Figure content listings:

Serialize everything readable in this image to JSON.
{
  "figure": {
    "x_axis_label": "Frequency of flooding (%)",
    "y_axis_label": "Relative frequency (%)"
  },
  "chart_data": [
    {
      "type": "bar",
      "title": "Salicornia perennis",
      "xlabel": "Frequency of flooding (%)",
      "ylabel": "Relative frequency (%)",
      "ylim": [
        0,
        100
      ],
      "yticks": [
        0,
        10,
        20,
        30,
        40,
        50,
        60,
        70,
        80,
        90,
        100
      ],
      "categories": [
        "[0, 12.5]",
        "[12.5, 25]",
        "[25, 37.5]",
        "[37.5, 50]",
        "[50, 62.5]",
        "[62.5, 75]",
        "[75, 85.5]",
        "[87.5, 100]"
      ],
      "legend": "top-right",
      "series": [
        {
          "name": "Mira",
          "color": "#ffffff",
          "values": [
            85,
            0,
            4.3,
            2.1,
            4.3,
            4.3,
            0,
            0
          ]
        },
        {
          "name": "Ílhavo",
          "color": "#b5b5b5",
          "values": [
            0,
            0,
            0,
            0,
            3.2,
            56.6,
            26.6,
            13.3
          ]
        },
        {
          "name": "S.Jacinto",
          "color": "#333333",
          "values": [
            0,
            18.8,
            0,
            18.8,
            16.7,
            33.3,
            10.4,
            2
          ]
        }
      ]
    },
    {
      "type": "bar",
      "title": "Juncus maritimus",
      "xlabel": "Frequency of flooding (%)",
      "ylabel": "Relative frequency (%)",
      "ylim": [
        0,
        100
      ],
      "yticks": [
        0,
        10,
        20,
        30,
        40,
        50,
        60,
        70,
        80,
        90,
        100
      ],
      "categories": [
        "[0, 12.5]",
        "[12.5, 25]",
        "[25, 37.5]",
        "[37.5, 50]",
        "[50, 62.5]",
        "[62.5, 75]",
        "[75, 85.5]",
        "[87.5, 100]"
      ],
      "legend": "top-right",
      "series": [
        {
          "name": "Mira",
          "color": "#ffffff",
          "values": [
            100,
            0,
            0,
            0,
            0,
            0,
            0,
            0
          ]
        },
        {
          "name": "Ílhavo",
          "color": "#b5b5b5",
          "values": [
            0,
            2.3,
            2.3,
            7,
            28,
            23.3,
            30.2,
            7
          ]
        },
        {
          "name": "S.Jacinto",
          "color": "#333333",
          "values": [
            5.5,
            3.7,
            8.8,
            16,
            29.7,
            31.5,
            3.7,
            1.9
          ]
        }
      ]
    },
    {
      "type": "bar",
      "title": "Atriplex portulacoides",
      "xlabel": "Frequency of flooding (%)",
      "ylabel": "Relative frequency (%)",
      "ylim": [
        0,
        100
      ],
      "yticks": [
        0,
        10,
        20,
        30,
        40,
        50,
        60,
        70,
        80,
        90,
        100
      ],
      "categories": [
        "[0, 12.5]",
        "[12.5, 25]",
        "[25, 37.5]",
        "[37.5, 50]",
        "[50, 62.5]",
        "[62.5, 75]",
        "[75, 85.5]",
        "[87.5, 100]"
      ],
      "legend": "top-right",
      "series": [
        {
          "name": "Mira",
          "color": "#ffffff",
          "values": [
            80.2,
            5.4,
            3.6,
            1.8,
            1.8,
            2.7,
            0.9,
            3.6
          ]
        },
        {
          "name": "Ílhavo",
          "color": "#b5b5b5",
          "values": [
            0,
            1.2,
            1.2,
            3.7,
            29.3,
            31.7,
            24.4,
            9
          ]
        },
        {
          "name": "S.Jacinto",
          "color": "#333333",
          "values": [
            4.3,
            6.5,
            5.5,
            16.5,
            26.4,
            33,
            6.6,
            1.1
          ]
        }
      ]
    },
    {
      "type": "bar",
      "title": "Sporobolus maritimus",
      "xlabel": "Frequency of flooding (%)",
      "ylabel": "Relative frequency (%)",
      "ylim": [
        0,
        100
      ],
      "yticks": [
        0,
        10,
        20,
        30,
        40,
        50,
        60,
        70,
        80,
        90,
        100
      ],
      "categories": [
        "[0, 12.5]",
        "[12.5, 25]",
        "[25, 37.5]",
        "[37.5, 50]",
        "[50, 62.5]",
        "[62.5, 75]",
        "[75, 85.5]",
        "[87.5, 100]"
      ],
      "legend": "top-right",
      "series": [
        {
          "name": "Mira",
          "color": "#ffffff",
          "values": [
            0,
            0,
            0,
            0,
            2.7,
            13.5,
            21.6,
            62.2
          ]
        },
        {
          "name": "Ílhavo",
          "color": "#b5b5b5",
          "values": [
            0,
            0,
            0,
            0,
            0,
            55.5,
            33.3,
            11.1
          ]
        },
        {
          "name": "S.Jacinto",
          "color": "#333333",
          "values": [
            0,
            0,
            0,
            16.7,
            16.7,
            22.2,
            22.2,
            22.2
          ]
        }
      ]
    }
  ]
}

▸ **TASK STATEMENT**
Every record above needs to be repeated word for word.

▸ **REPLY**
Serialize everything readable in this image to JSON.
{
  "figure": {
    "x_axis_label": "Frequency of flooding (%)",
    "y_axis_label": "Relative frequency (%)"
  },
  "chart_data": [
    {
      "type": "bar",
      "title": "Salicornia perennis",
      "xlabel": "Frequency of flooding (%)",
      "ylabel": "Relative frequency (%)",
      "ylim": [
        0,
        100
      ],
      "yticks": [
        0,
        10,
        20,
        30,
        40,
        50,
        60,
        70,
        80,
        90,
        100
      ],
      "categories": [
        "[0, 12.5]",
        "[12.5, 25]",
        "[25, 37.5]",
        "[37.5, 50]",
        "[50, 62.5]",
        "[62.5, 75]",
        "[75, 85.5]",
        "[87.5, 100]"
      ],
      "legend": "top-right",
      "series": [
        {
          "name": "Mira",
          "color": "#ffffff",
          "values": [
            85,
            0,
            4.3,
            2.1,
            4.3,
            4.3,
            0,
            0
          ]
        },
        {
          "name": "Ílhavo",
          "color": "#b5b5b5",
          "values": [
            0,
            0,
            0,
            0,
            3.2,
            56.6,
            26.6,
            13.3
          ]
        },
        {
          "name": "S.Jacinto",
          "color": "#333333",
          "values": [
            0,
            18.8,
            0,
            18.8,
            16.7,
            33.3,
            10.4,
            2
          ]
        }
      ]
    },
    {
      "type": "bar",
      "title": "Juncus maritimus",
      "xlabel": "Frequency of flooding (%)",
      "ylabel": "Relative frequency (%)",
      "ylim": [
        0,
        100
      ],
      "yticks": [
        0,
        10,
        20,
        30,
        40,
        50,
        60,
        70,
        80,
        90,
        100
      ],
      "categories": [
        "[0, 12.5]",
        "[12.5, 25]",
        "[25, 37.5]",
        "[37.5, 50]",
        "[50, 62.5]",
        "[62.5, 75]",
        "[75, 85.5]",
        "[87.5, 100]"
      ],
      "legend": "top-right",
      "series": [
        {
          "name": "Mira",
          "color": "#ffffff",
          "values": [
            100,
            0,
            0,
            0,
            0,
            0,
            0,
            0
          ]
        },
        {
          "name": "Ílhavo",
          "color": "#b5b5b5",
          "values": [
            0,
            2.3,
            2.3,
            7,
            28,
            23.3,
            30.2,
            7
          ]
        },
        {
          "name": "S.Jacinto",
          "color": "#333333",
          "values": [
            5.5,
            3.7,
            8.8,
            16,
            29.7,
            31.5,
            3.7,
            1.9
          ]
        }
      ]
    },
    {
      "type": "bar",
      "title": "Atriplex portulacoides",
      "xlabel": "Frequency of flooding (%)",
      "ylabel": "Relative frequency (%)",
      "ylim": [
        0,
        100
      ],
      "yticks": [
        0,
        10,
        20,
        30,
        40,
        50,
        60,
        70,
        80,
        90,
        100
      ],
      "categories": [
        "[0, 12.5]",
        "[12.5, 25]",
        "[25, 37.5]",
        "[37.5, 50]",
        "[50, 62.5]",
        "[62.5, 75]",
        "[75, 85.5]",
        "[87.5, 100]"
      ],
      "legend": "top-right",
      "series": [
        {
          "name": "Mira",
          "color": "#ffffff",
          "values": [
            80.2,
            5.4,
            3.6,
            1.8,
            1.8,
            2.7,
            0.9,
            3.6
          ]
        },
        {
          "name": "Ílhavo",
          "color": "#b5b5b5",
          "values": [
            0,
            1.2,
            1.2,
            3.7,
            29.3,
            31.7,
            24.4,
            9
          ]
        },
        {
          "name": "S.Jacinto",
          "color": "#333333",
          "values": [
            4.3,
            6.5,
            5.5,
            16.5,
            26.4,
            33,
            6.6,
            1.1
          ]
        }
      ]
    },
    {
      "type": "bar",
      "title": "Sporobolus maritimus",
      "xlabel": "Frequency of flooding (%)",
      "ylabel": "Relative frequency (%)",
      "ylim": [
        0,
        100
      ],
      "yticks": [
        0,
        10,
        20,
        30,
        40,
        50,
        60,
        70,
        80,
        90,
        100
      ],
      "categories": [
        "[0, 12.5]",
        "[12.5, 25]",
        "[25, 37.5]",
        "[37.5, 50]",
        "[50, 62.5]",
        "[62.5, 75]",
        "[75, 85.5]",
        "[87.5, 100]"
      ],
      "legend": "top-right",
      "series": [
        {
          "name": "Mira",
          "color": "#ffffff",
          "values": [
            0,
            0,
            0,
            0,
            2.7,
            13.5,
            21.6,
            62.2
          ]
        },
        {
          "name": "Ílhavo",
          "color": "#b5b5b5",
          "values": [
            0,
            0,
            0,
            0,
            0,
            55.5,
            33.3,
            11.1
          ]
        },
        {
          "name": "S.Jacinto",
          "color": "#333333",
          "values": [
            0,
            0,
            0,
            16.7,
            16.7,
            22.2,
            22.2,
            22.2
          ]
        }
      ]
    }
  ]
}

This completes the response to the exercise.